> _PROBLEM STATEMENT_: Leave out the pictures and reproduce all of the data exactly.

> _RAW DATA_:
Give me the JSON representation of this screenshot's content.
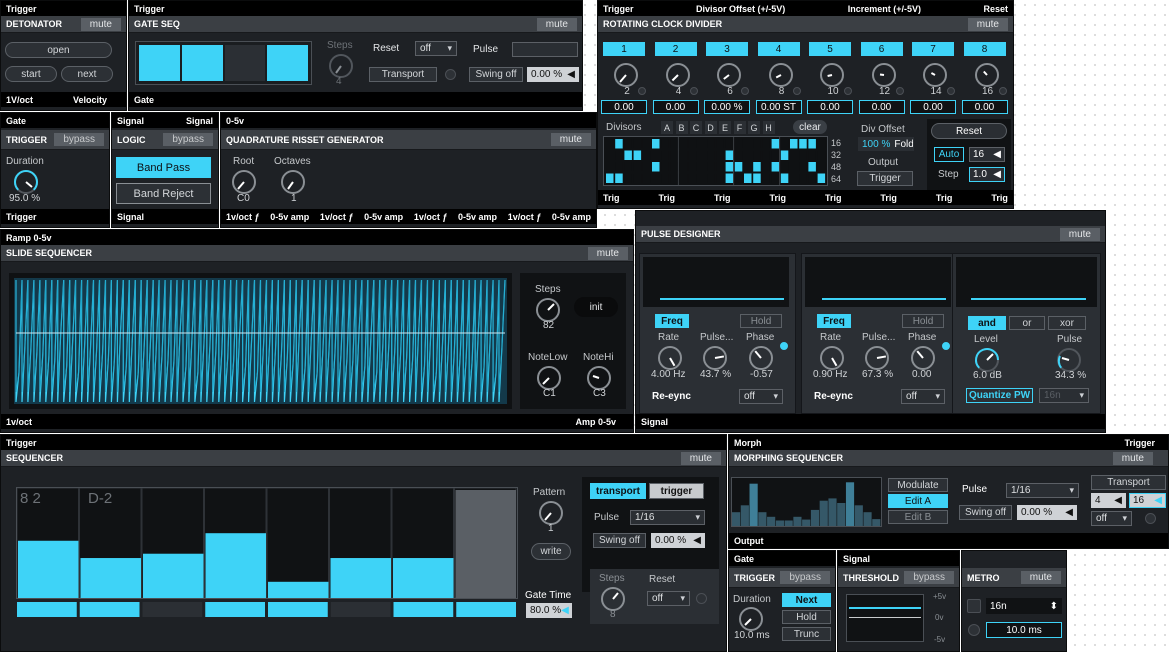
{
  "detonator": {
    "io_top": "Trigger",
    "title": "DETONATOR",
    "mute": "mute",
    "open": "open",
    "start": "start",
    "next": "next",
    "out1": "1V/oct",
    "out2": "Velocity"
  },
  "gate_seq": {
    "io_top": "Trigger",
    "title": "GATE SEQ",
    "mute": "mute",
    "steps_label": "Steps",
    "steps_value": "4",
    "reset_label": "Reset",
    "reset_value": "off",
    "pulse_label": "Pulse",
    "transport": "Transport",
    "swing_label": "Swing off",
    "swing_value": "0.00 %",
    "cells": [
      1,
      1,
      0,
      1
    ],
    "out": "Gate"
  },
  "rcd": {
    "io_top": [
      "Trigger",
      "Divisor Offset (+/-5V)",
      "Increment (+/-5V)",
      "Reset"
    ],
    "title": "ROTATING CLOCK DIVIDER",
    "mute": "mute",
    "channels": [
      "1",
      "2",
      "3",
      "4",
      "5",
      "6",
      "7",
      "8"
    ],
    "knob_values": [
      "2",
      "4",
      "6",
      "8",
      "10",
      "12",
      "14",
      "16"
    ],
    "offsets": [
      "0.00",
      "0.00",
      "0.00 %",
      "0.00 ST",
      "0.00",
      "0.00",
      "0.00",
      "0.00"
    ],
    "divisors_label": "Divisors",
    "letters": [
      "A",
      "B",
      "C",
      "D",
      "E",
      "F",
      "G",
      "H"
    ],
    "clear": "clear",
    "row_labels": [
      "16",
      "32",
      "48",
      "64"
    ],
    "div_offset_label": "Div Offset",
    "div_offset_value": "100 %",
    "fold": "Fold",
    "output_label": "Output",
    "output_value": "Trigger",
    "reset": "Reset",
    "auto": "Auto",
    "auto_value": "16",
    "step_label": "Step",
    "step_value": "1.0",
    "outs": [
      "Trig",
      "Trig",
      "Trig",
      "Trig",
      "Trig",
      "Trig",
      "Trig",
      "Trig"
    ]
  },
  "trigger1": {
    "io_top": "Gate",
    "title": "TRIGGER",
    "bypass": "bypass",
    "duration_label": "Duration",
    "duration_value": "95.0 %",
    "out": "Trigger"
  },
  "logic": {
    "io_top": [
      "Signal",
      "Signal"
    ],
    "title": "LOGIC",
    "bypass": "bypass",
    "band_pass": "Band Pass",
    "band_reject": "Band Reject",
    "out": "Signal"
  },
  "qrg": {
    "io_top": "0-5v",
    "title": "QUADRATURE RISSET GENERATOR",
    "mute": "mute",
    "root_label": "Root",
    "root_value": "C0",
    "octaves_label": "Octaves",
    "octaves_value": "1",
    "outs": [
      "1v/oct ƒ",
      "0-5v amp",
      "1v/oct ƒ",
      "0-5v amp",
      "1v/oct ƒ",
      "0-5v amp",
      "1v/oct ƒ",
      "0-5v amp"
    ]
  },
  "slide": {
    "io_top": "Ramp 0-5v",
    "title": "SLIDE SEQUENCER",
    "mute": "mute",
    "steps_label": "Steps",
    "steps_value": "82",
    "init": "init",
    "notelow_label": "NoteLow",
    "notelow_value": "C1",
    "notehi_label": "NoteHi",
    "notehi_value": "C3",
    "out1": "1v/oct",
    "out2": "Amp 0-5v"
  },
  "pulse_designer": {
    "title": "PULSE DESIGNER",
    "mute": "mute",
    "units": [
      {
        "mode": "Freq",
        "hold": "Hold",
        "rate_label": "Rate",
        "rate": "4.00 Hz",
        "pulse_label": "Pulse...",
        "pulse": "43.7 %",
        "phase_label": "Phase",
        "phase": "-0.57",
        "resync": "Re-eync",
        "resync_value": "off"
      },
      {
        "mode": "Freq",
        "hold": "Hold",
        "rate_label": "Rate",
        "rate": "0.90 Hz",
        "pulse_label": "Pulse...",
        "pulse": "67.3 %",
        "phase_label": "Phase",
        "phase": "0.00",
        "resync": "Re-eync",
        "resync_value": "off"
      }
    ],
    "logic_buttons": [
      "and",
      "or",
      "xor"
    ],
    "level_label": "Level",
    "level_value": "6.0 dB",
    "pulse_label": "Pulse",
    "pulse_value": "34.3 %",
    "quantize": "Quantize PW",
    "quantize_value": "16n",
    "out": "Signal"
  },
  "sequencer": {
    "io_top": "Trigger",
    "title": "SEQUENCER",
    "mute": "mute",
    "step_label1": "8 2",
    "step_label2": "D-2",
    "bars": [
      0.53,
      0.37,
      0.41,
      0.6,
      0.15,
      0.37,
      0.37,
      1.0
    ],
    "gates": [
      1,
      1,
      0,
      1,
      1,
      0,
      1,
      1
    ],
    "pattern_label": "Pattern",
    "pattern_value": "1",
    "write": "write",
    "gate_time_label": "Gate Time",
    "gate_time_value": "80.0 %",
    "transport": "transport",
    "trigger": "trigger",
    "pulse_label": "Pulse",
    "pulse_value": "1/16",
    "swing_label": "Swing off",
    "swing_value": "0.00 %",
    "steps_label": "Steps",
    "steps_value": "8",
    "reset_label": "Reset",
    "reset_value": "off"
  },
  "morph": {
    "io_top": [
      "Morph",
      "Trigger"
    ],
    "title": "MORPHING SEQUENCER",
    "mute": "mute",
    "modulate": "Modulate",
    "edit_a": "Edit A",
    "edit_b": "Edit B",
    "pulse_label": "Pulse",
    "pulse_value": "1/16",
    "swing_label": "Swing off",
    "swing_value": "0.00 %",
    "transport": "Transport",
    "t1": "4",
    "t2": "16",
    "t3": "off",
    "out": "Output",
    "bars": [
      0.3,
      0.45,
      0.92,
      0.3,
      0.2,
      0.12,
      0.12,
      0.2,
      0.14,
      0.35,
      0.55,
      0.6,
      0.5,
      0.95,
      0.45,
      0.3,
      0.15
    ]
  },
  "trigger2": {
    "io_top": "Gate",
    "title": "TRIGGER",
    "bypass": "bypass",
    "duration_label": "Duration",
    "duration_value": "10.0 ms",
    "next": "Next",
    "hold": "Hold",
    "trunc": "Trunc"
  },
  "threshold": {
    "io_top": "Signal",
    "title": "THRESHOLD",
    "bypass": "bypass",
    "scale": [
      "+5v",
      "0v",
      "-5v"
    ]
  },
  "metro": {
    "title": "METRO",
    "mute": "mute",
    "rate": "16n",
    "time": "10.0 ms"
  }
}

> _COMPLETE ANSWER_:
Give me the JSON representation of this screenshot's content.
{
  "detonator": {
    "io_top": "Trigger",
    "title": "DETONATOR",
    "mute": "mute",
    "open": "open",
    "start": "start",
    "next": "next",
    "out1": "1V/oct",
    "out2": "Velocity"
  },
  "gate_seq": {
    "io_top": "Trigger",
    "title": "GATE SEQ",
    "mute": "mute",
    "steps_label": "Steps",
    "steps_value": "4",
    "reset_label": "Reset",
    "reset_value": "off",
    "pulse_label": "Pulse",
    "transport": "Transport",
    "swing_label": "Swing off",
    "swing_value": "0.00 %",
    "cells": [
      1,
      1,
      0,
      1
    ],
    "out": "Gate"
  },
  "rcd": {
    "io_top": [
      "Trigger",
      "Divisor Offset (+/-5V)",
      "Increment (+/-5V)",
      "Reset"
    ],
    "title": "ROTATING CLOCK DIVIDER",
    "mute": "mute",
    "channels": [
      "1",
      "2",
      "3",
      "4",
      "5",
      "6",
      "7",
      "8"
    ],
    "knob_values": [
      "2",
      "4",
      "6",
      "8",
      "10",
      "12",
      "14",
      "16"
    ],
    "offsets": [
      "0.00",
      "0.00",
      "0.00 %",
      "0.00 ST",
      "0.00",
      "0.00",
      "0.00",
      "0.00"
    ],
    "divisors_label": "Divisors",
    "letters": [
      "A",
      "B",
      "C",
      "D",
      "E",
      "F",
      "G",
      "H"
    ],
    "clear": "clear",
    "row_labels": [
      "16",
      "32",
      "48",
      "64"
    ],
    "div_offset_label": "Div Offset",
    "div_offset_value": "100 %",
    "fold": "Fold",
    "output_label": "Output",
    "output_value": "Trigger",
    "reset": "Reset",
    "auto": "Auto",
    "auto_value": "16",
    "step_label": "Step",
    "step_value": "1.0",
    "outs": [
      "Trig",
      "Trig",
      "Trig",
      "Trig",
      "Trig",
      "Trig",
      "Trig",
      "Trig"
    ]
  },
  "trigger1": {
    "io_top": "Gate",
    "title": "TRIGGER",
    "bypass": "bypass",
    "duration_label": "Duration",
    "duration_value": "95.0 %",
    "out": "Trigger"
  },
  "logic": {
    "io_top": [
      "Signal",
      "Signal"
    ],
    "title": "LOGIC",
    "bypass": "bypass",
    "band_pass": "Band Pass",
    "band_reject": "Band Reject",
    "out": "Signal"
  },
  "qrg": {
    "io_top": "0-5v",
    "title": "QUADRATURE RISSET GENERATOR",
    "mute": "mute",
    "root_label": "Root",
    "root_value": "C0",
    "octaves_label": "Octaves",
    "octaves_value": "1",
    "outs": [
      "1v/oct ƒ",
      "0-5v amp",
      "1v/oct ƒ",
      "0-5v amp",
      "1v/oct ƒ",
      "0-5v amp",
      "1v/oct ƒ",
      "0-5v amp"
    ]
  },
  "slide": {
    "io_top": "Ramp 0-5v",
    "title": "SLIDE SEQUENCER",
    "mute": "mute",
    "steps_label": "Steps",
    "steps_value": "82",
    "init": "init",
    "notelow_label": "NoteLow",
    "notelow_value": "C1",
    "notehi_label": "NoteHi",
    "notehi_value": "C3",
    "out1": "1v/oct",
    "out2": "Amp 0-5v"
  },
  "pulse_designer": {
    "title": "PULSE DESIGNER",
    "mute": "mute",
    "units": [
      {
        "mode": "Freq",
        "hold": "Hold",
        "rate_label": "Rate",
        "rate": "4.00 Hz",
        "pulse_label": "Pulse...",
        "pulse": "43.7 %",
        "phase_label": "Phase",
        "phase": "-0.57",
        "resync": "Re-eync",
        "resync_value": "off"
      },
      {
        "mode": "Freq",
        "hold": "Hold",
        "rate_label": "Rate",
        "rate": "0.90 Hz",
        "pulse_label": "Pulse...",
        "pulse": "67.3 %",
        "phase_label": "Phase",
        "phase": "0.00",
        "resync": "Re-eync",
        "resync_value": "off"
      }
    ],
    "logic_buttons": [
      "and",
      "or",
      "xor"
    ],
    "level_label": "Level",
    "level_value": "6.0 dB",
    "pulse_label": "Pulse",
    "pulse_value": "34.3 %",
    "quantize": "Quantize PW",
    "quantize_value": "16n",
    "out": "Signal"
  },
  "sequencer": {
    "io_top": "Trigger",
    "title": "SEQUENCER",
    "mute": "mute",
    "step_label1": "8 2",
    "step_label2": "D-2",
    "bars": [
      0.53,
      0.37,
      0.41,
      0.6,
      0.15,
      0.37,
      0.37,
      1.0
    ],
    "gates": [
      1,
      1,
      0,
      1,
      1,
      0,
      1,
      1
    ],
    "pattern_label": "Pattern",
    "pattern_value": "1",
    "write": "write",
    "gate_time_label": "Gate Time",
    "gate_time_value": "80.0 %",
    "transport": "transport",
    "trigger": "trigger",
    "pulse_label": "Pulse",
    "pulse_value": "1/16",
    "swing_label": "Swing off",
    "swing_value": "0.00 %",
    "steps_label": "Steps",
    "steps_value": "8",
    "reset_label": "Reset",
    "reset_value": "off"
  },
  "morph": {
    "io_top": [
      "Morph",
      "Trigger"
    ],
    "title": "MORPHING SEQUENCER",
    "mute": "mute",
    "modulate": "Modulate",
    "edit_a": "Edit A",
    "edit_b": "Edit B",
    "pulse_label": "Pulse",
    "pulse_value": "1/16",
    "swing_label": "Swing off",
    "swing_value": "0.00 %",
    "transport": "Transport",
    "t1": "4",
    "t2": "16",
    "t3": "off",
    "out": "Output",
    "bars": [
      0.3,
      0.45,
      0.92,
      0.3,
      0.2,
      0.12,
      0.12,
      0.2,
      0.14,
      0.35,
      0.55,
      0.6,
      0.5,
      0.95,
      0.45,
      0.3,
      0.15
    ]
  },
  "trigger2": {
    "io_top": "Gate",
    "title": "TRIGGER",
    "bypass": "bypass",
    "duration_label": "Duration",
    "duration_value": "10.0 ms",
    "next": "Next",
    "hold": "Hold",
    "trunc": "Trunc"
  },
  "threshold": {
    "io_top": "Signal",
    "title": "THRESHOLD",
    "bypass": "bypass",
    "scale": [
      "+5v",
      "0v",
      "-5v"
    ]
  },
  "metro": {
    "title": "METRO",
    "mute": "mute",
    "rate": "16n",
    "time": "10.0 ms"
  }
}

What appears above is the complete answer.